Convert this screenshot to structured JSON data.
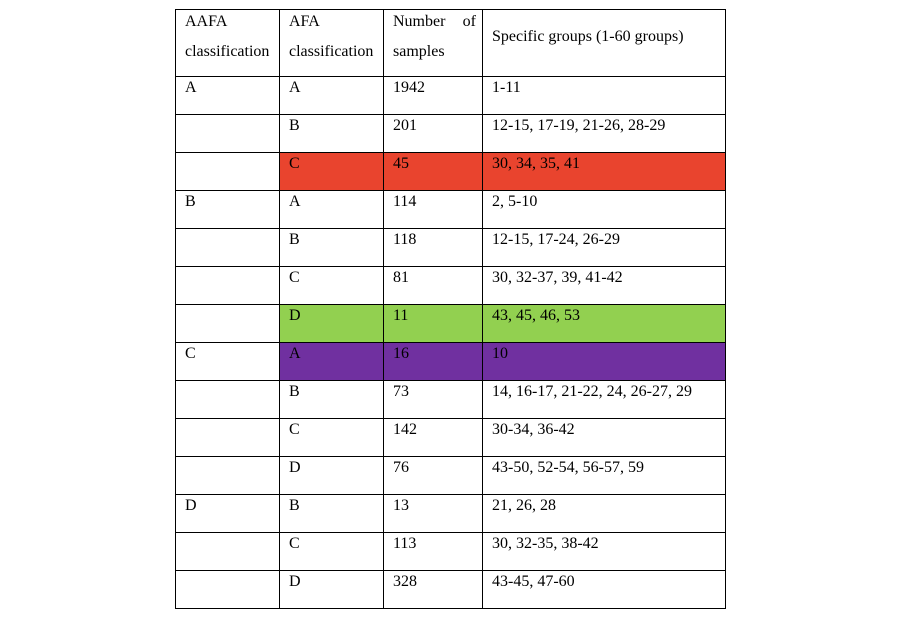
{
  "table": {
    "headers": [
      {
        "lines": [
          "AAFA",
          "classification"
        ]
      },
      {
        "lines": [
          "AFA",
          "classification"
        ]
      },
      {
        "lines": [
          "Number of",
          "samples"
        ]
      },
      {
        "lines": [
          "Specific groups (1-60 groups)"
        ]
      }
    ],
    "rows": [
      {
        "aafa": "A",
        "afa": "A",
        "samples": "1942",
        "groups": "1-11"
      },
      {
        "aafa": "",
        "afa": "B",
        "samples": "201",
        "groups": "12-15, 17-19, 21-26, 28-29"
      },
      {
        "aafa": "",
        "afa": "C",
        "samples": "45",
        "groups": "30, 34, 35, 41",
        "highlight": "#e9442e"
      },
      {
        "aafa": "B",
        "afa": "A",
        "samples": "114",
        "groups": "2, 5-10"
      },
      {
        "aafa": "",
        "afa": "B",
        "samples": "118",
        "groups": "12-15, 17-24, 26-29"
      },
      {
        "aafa": "",
        "afa": "C",
        "samples": "81",
        "groups": "30, 32-37, 39, 41-42"
      },
      {
        "aafa": "",
        "afa": "D",
        "samples": "11",
        "groups": "43, 45, 46, 53",
        "highlight": "#92d050"
      },
      {
        "aafa": "C",
        "afa": "A",
        "samples": "16",
        "groups": "10",
        "highlight": "#7030a0"
      },
      {
        "aafa": "",
        "afa": "B",
        "samples": "73",
        "groups": "14, 16-17, 21-22, 24, 26-27, 29"
      },
      {
        "aafa": "",
        "afa": "C",
        "samples": "142",
        "groups": "30-34, 36-42"
      },
      {
        "aafa": "",
        "afa": "D",
        "samples": "76",
        "groups": "43-50, 52-54, 56-57, 59"
      },
      {
        "aafa": "D",
        "afa": "B",
        "samples": "13",
        "groups": "21, 26, 28"
      },
      {
        "aafa": "",
        "afa": "C",
        "samples": "113",
        "groups": "30, 32-35, 38-42"
      },
      {
        "aafa": "",
        "afa": "D",
        "samples": "328",
        "groups": "43-45, 47-60"
      }
    ]
  }
}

▬▬▬

Given exercise
Extract, from the material above, each line holding the word "highlight".

The result
        "highlight": "#e9442e"
        "highlight": "#92d050"
        "highlight": "#7030a0"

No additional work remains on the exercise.